■ **WHAT YOU ARE ASKED TO DO**:
Can you quote the records below in full, word for word?

■ **TASK INPUTS**:
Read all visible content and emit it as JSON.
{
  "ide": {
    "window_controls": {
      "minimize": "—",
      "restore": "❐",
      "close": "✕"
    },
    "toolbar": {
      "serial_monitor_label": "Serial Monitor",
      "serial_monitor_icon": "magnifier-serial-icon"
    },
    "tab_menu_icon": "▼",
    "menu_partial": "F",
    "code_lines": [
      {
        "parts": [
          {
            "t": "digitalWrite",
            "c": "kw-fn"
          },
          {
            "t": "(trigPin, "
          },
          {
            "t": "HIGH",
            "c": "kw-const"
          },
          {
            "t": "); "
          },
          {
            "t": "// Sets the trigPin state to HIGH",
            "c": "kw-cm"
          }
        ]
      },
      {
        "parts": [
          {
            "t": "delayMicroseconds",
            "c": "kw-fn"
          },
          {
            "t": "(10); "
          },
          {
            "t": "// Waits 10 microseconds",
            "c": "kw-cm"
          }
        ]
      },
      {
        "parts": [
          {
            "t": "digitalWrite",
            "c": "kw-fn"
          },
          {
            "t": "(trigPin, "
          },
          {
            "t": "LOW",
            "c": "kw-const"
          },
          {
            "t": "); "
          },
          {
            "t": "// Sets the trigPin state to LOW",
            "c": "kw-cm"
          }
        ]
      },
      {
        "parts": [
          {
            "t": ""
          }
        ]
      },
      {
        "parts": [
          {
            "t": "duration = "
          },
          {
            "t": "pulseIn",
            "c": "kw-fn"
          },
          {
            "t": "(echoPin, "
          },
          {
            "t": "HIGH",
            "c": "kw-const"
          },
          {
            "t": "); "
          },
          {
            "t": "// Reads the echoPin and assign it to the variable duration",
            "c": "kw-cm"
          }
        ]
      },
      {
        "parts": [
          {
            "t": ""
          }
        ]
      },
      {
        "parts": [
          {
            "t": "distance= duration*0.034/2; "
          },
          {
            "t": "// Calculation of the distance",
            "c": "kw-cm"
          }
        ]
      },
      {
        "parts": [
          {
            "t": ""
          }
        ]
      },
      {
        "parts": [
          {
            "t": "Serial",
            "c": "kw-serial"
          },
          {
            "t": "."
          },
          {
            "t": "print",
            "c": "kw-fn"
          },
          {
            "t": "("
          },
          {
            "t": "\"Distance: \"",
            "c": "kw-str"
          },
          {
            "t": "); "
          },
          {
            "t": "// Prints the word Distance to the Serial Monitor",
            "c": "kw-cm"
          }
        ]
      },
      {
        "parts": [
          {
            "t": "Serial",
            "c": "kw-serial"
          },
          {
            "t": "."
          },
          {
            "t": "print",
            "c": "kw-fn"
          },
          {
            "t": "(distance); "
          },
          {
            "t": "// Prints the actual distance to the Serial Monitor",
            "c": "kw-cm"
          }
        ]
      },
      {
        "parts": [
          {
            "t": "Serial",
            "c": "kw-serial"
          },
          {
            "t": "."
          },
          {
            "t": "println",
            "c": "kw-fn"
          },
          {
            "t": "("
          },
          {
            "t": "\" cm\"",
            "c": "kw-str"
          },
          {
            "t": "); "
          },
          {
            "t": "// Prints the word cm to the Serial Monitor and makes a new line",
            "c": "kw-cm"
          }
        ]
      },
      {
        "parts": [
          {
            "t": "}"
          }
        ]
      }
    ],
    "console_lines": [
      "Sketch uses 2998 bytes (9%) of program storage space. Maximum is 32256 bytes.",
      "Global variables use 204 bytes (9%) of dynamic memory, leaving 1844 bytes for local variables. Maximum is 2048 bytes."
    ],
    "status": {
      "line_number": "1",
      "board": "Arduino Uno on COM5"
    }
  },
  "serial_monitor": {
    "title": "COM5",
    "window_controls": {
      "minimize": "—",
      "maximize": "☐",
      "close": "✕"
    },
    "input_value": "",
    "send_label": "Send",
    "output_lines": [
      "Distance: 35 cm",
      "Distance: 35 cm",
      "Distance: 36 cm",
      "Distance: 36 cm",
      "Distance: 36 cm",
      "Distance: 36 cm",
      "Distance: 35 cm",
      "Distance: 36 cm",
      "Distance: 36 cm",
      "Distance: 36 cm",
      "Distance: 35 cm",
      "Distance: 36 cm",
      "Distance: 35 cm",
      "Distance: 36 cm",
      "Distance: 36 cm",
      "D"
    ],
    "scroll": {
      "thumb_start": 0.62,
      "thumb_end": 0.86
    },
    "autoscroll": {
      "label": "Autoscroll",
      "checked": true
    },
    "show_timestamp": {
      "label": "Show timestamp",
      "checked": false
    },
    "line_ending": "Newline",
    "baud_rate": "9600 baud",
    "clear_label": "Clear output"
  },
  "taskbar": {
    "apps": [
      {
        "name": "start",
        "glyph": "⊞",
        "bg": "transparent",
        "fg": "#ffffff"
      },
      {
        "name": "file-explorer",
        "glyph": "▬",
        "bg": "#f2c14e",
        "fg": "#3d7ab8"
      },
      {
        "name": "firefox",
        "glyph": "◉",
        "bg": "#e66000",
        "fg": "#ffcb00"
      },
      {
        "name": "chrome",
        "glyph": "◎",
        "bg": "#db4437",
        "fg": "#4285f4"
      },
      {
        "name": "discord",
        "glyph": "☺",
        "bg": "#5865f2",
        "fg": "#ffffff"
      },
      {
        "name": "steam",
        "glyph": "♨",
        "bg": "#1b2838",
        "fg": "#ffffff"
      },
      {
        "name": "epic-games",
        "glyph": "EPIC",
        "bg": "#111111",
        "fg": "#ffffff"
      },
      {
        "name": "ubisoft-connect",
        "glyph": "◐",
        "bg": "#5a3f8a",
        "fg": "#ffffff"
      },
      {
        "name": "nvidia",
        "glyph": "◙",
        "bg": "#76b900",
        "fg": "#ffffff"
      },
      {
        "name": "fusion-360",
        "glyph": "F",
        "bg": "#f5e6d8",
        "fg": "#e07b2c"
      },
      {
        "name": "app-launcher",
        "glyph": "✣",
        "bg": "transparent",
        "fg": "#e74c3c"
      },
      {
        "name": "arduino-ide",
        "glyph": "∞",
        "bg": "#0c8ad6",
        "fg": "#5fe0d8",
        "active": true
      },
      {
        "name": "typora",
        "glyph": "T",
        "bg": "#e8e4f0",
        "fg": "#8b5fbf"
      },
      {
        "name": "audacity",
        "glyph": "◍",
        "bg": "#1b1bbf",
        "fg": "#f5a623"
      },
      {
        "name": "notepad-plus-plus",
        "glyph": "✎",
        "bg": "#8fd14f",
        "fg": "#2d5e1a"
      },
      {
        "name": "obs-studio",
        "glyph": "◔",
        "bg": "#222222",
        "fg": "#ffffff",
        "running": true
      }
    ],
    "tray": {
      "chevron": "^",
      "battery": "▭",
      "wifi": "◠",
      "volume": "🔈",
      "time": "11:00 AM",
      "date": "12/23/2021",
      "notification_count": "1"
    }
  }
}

■ **WRITTEN SOLUTION**:
Read all visible content and emit it as JSON.
{
  "ide": {
    "window_controls": {
      "minimize": "—",
      "restore": "❐",
      "close": "✕"
    },
    "toolbar": {
      "serial_monitor_label": "Serial Monitor",
      "serial_monitor_icon": "magnifier-serial-icon"
    },
    "tab_menu_icon": "▼",
    "menu_partial": "F",
    "code_lines": [
      {
        "parts": [
          {
            "t": "digitalWrite",
            "c": "kw-fn"
          },
          {
            "t": "(trigPin, "
          },
          {
            "t": "HIGH",
            "c": "kw-const"
          },
          {
            "t": "); "
          },
          {
            "t": "// Sets the trigPin state to HIGH",
            "c": "kw-cm"
          }
        ]
      },
      {
        "parts": [
          {
            "t": "delayMicroseconds",
            "c": "kw-fn"
          },
          {
            "t": "(10); "
          },
          {
            "t": "// Waits 10 microseconds",
            "c": "kw-cm"
          }
        ]
      },
      {
        "parts": [
          {
            "t": "digitalWrite",
            "c": "kw-fn"
          },
          {
            "t": "(trigPin, "
          },
          {
            "t": "LOW",
            "c": "kw-const"
          },
          {
            "t": "); "
          },
          {
            "t": "// Sets the trigPin state to LOW",
            "c": "kw-cm"
          }
        ]
      },
      {
        "parts": [
          {
            "t": ""
          }
        ]
      },
      {
        "parts": [
          {
            "t": "duration = "
          },
          {
            "t": "pulseIn",
            "c": "kw-fn"
          },
          {
            "t": "(echoPin, "
          },
          {
            "t": "HIGH",
            "c": "kw-const"
          },
          {
            "t": "); "
          },
          {
            "t": "// Reads the echoPin and assign it to the variable duration",
            "c": "kw-cm"
          }
        ]
      },
      {
        "parts": [
          {
            "t": ""
          }
        ]
      },
      {
        "parts": [
          {
            "t": "distance= duration*0.034/2; "
          },
          {
            "t": "// Calculation of the distance",
            "c": "kw-cm"
          }
        ]
      },
      {
        "parts": [
          {
            "t": ""
          }
        ]
      },
      {
        "parts": [
          {
            "t": "Serial",
            "c": "kw-serial"
          },
          {
            "t": "."
          },
          {
            "t": "print",
            "c": "kw-fn"
          },
          {
            "t": "("
          },
          {
            "t": "\"Distance: \"",
            "c": "kw-str"
          },
          {
            "t": "); "
          },
          {
            "t": "// Prints the word Distance to the Serial Monitor",
            "c": "kw-cm"
          }
        ]
      },
      {
        "parts": [
          {
            "t": "Serial",
            "c": "kw-serial"
          },
          {
            "t": "."
          },
          {
            "t": "print",
            "c": "kw-fn"
          },
          {
            "t": "(distance); "
          },
          {
            "t": "// Prints the actual distance to the Serial Monitor",
            "c": "kw-cm"
          }
        ]
      },
      {
        "parts": [
          {
            "t": "Serial",
            "c": "kw-serial"
          },
          {
            "t": "."
          },
          {
            "t": "println",
            "c": "kw-fn"
          },
          {
            "t": "("
          },
          {
            "t": "\" cm\"",
            "c": "kw-str"
          },
          {
            "t": "); "
          },
          {
            "t": "// Prints the word cm to the Serial Monitor and makes a new line",
            "c": "kw-cm"
          }
        ]
      },
      {
        "parts": [
          {
            "t": "}"
          }
        ]
      }
    ],
    "console_lines": [
      "Sketch uses 2998 bytes (9%) of program storage space. Maximum is 32256 bytes.",
      "Global variables use 204 bytes (9%) of dynamic memory, leaving 1844 bytes for local variables. Maximum is 2048 bytes."
    ],
    "status": {
      "line_number": "1",
      "board": "Arduino Uno on COM5"
    }
  },
  "serial_monitor": {
    "title": "COM5",
    "window_controls": {
      "minimize": "—",
      "maximize": "☐",
      "close": "✕"
    },
    "input_value": "",
    "send_label": "Send",
    "output_lines": [
      "Distance: 35 cm",
      "Distance: 35 cm",
      "Distance: 36 cm",
      "Distance: 36 cm",
      "Distance: 36 cm",
      "Distance: 36 cm",
      "Distance: 35 cm",
      "Distance: 36 cm",
      "Distance: 36 cm",
      "Distance: 36 cm",
      "Distance: 35 cm",
      "Distance: 36 cm",
      "Distance: 35 cm",
      "Distance: 36 cm",
      "Distance: 36 cm",
      "D"
    ],
    "scroll": {
      "thumb_start": 0.62,
      "thumb_end": 0.86
    },
    "autoscroll": {
      "label": "Autoscroll",
      "checked": true
    },
    "show_timestamp": {
      "label": "Show timestamp",
      "checked": false
    },
    "line_ending": "Newline",
    "baud_rate": "9600 baud",
    "clear_label": "Clear output"
  },
  "taskbar": {
    "apps": [
      {
        "name": "start",
        "glyph": "⊞",
        "bg": "transparent",
        "fg": "#ffffff"
      },
      {
        "name": "file-explorer",
        "glyph": "▬",
        "bg": "#f2c14e",
        "fg": "#3d7ab8"
      },
      {
        "name": "firefox",
        "glyph": "◉",
        "bg": "#e66000",
        "fg": "#ffcb00"
      },
      {
        "name": "chrome",
        "glyph": "◎",
        "bg": "#db4437",
        "fg": "#4285f4"
      },
      {
        "name": "discord",
        "glyph": "☺",
        "bg": "#5865f2",
        "fg": "#ffffff"
      },
      {
        "name": "steam",
        "glyph": "♨",
        "bg": "#1b2838",
        "fg": "#ffffff"
      },
      {
        "name": "epic-games",
        "glyph": "EPIC",
        "bg": "#111111",
        "fg": "#ffffff"
      },
      {
        "name": "ubisoft-connect",
        "glyph": "◐",
        "bg": "#5a3f8a",
        "fg": "#ffffff"
      },
      {
        "name": "nvidia",
        "glyph": "◙",
        "bg": "#76b900",
        "fg": "#ffffff"
      },
      {
        "name": "fusion-360",
        "glyph": "F",
        "bg": "#f5e6d8",
        "fg": "#e07b2c"
      },
      {
        "name": "app-launcher",
        "glyph": "✣",
        "bg": "transparent",
        "fg": "#e74c3c"
      },
      {
        "name": "arduino-ide",
        "glyph": "∞",
        "bg": "#0c8ad6",
        "fg": "#5fe0d8",
        "active": true
      },
      {
        "name": "typora",
        "glyph": "T",
        "bg": "#e8e4f0",
        "fg": "#8b5fbf"
      },
      {
        "name": "audacity",
        "glyph": "◍",
        "bg": "#1b1bbf",
        "fg": "#f5a623"
      },
      {
        "name": "notepad-plus-plus",
        "glyph": "✎",
        "bg": "#8fd14f",
        "fg": "#2d5e1a"
      },
      {
        "name": "obs-studio",
        "glyph": "◔",
        "bg": "#222222",
        "fg": "#ffffff",
        "running": true
      }
    ],
    "tray": {
      "chevron": "^",
      "battery": "▭",
      "wifi": "◠",
      "volume": "🔈",
      "time": "11:00 AM",
      "date": "12/23/2021",
      "notification_count": "1"
    }
  }
}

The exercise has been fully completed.